* start Records for the task *

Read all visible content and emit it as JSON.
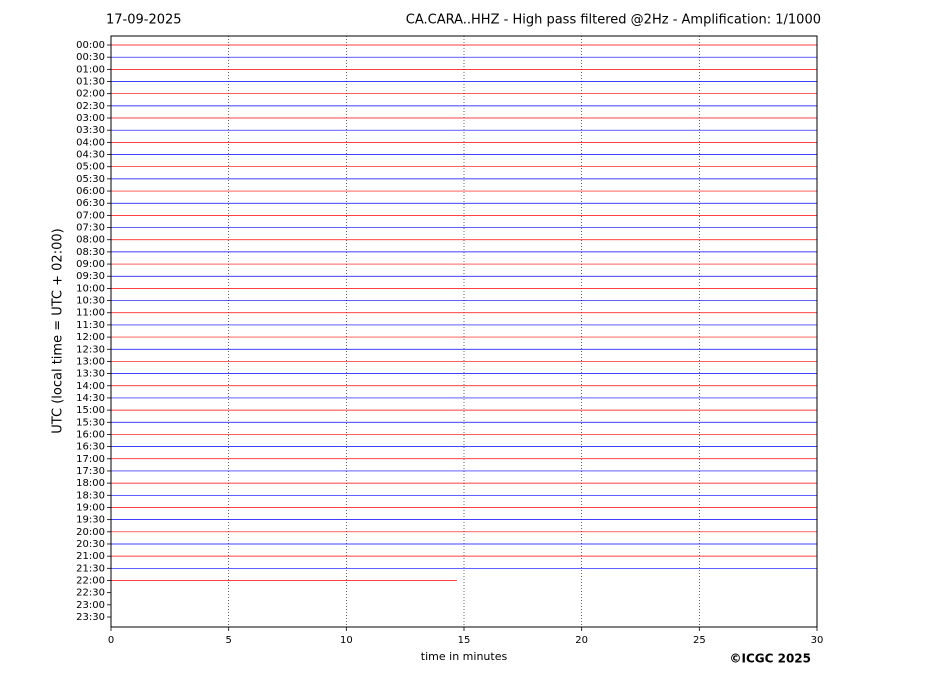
{
  "chart_data": {
    "type": "helicorder",
    "date": "17-09-2025",
    "title": "CA.CARA..HHZ - High pass filtered @2Hz - Amplification: 1/1000",
    "y_label": "UTC (local time = UTC + 02:00)",
    "x_label": "time in minutes",
    "copyright": "©ICGC 2025",
    "categories": [
      "00:00",
      "00:30",
      "01:00",
      "01:30",
      "02:00",
      "02:30",
      "03:00",
      "03:30",
      "04:00",
      "04:30",
      "05:00",
      "05:30",
      "06:00",
      "06:30",
      "07:00",
      "07:30",
      "08:00",
      "08:30",
      "09:00",
      "09:30",
      "10:00",
      "10:30",
      "11:00",
      "11:30",
      "12:00",
      "12:30",
      "13:00",
      "13:30",
      "14:00",
      "14:30",
      "15:00",
      "15:30",
      "16:00",
      "16:30",
      "17:00",
      "17:30",
      "18:00",
      "18:30",
      "19:00",
      "19:30",
      "20:00",
      "20:30",
      "21:00",
      "21:30",
      "22:00",
      "22:30",
      "23:00",
      "23:30"
    ],
    "values": [
      30,
      30,
      30,
      30,
      30,
      30,
      30,
      30,
      30,
      30,
      30,
      30,
      30,
      30,
      30,
      30,
      30,
      30,
      30,
      30,
      30,
      30,
      30,
      30,
      30,
      30,
      30,
      30,
      30,
      30,
      30,
      30,
      30,
      30,
      30,
      30,
      30,
      30,
      30,
      30,
      30,
      30,
      30,
      30,
      14.7,
      null,
      null,
      null
    ],
    "colors": [
      "#ff0000",
      "#0000ff"
    ],
    "xlim": [
      0,
      30
    ],
    "xticks": [
      0,
      5,
      10,
      15,
      20,
      25,
      30
    ],
    "grid": true
  }
}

* end Records for the task *

Determine how many lines of the data contain the word "time", and reply with that number only.

2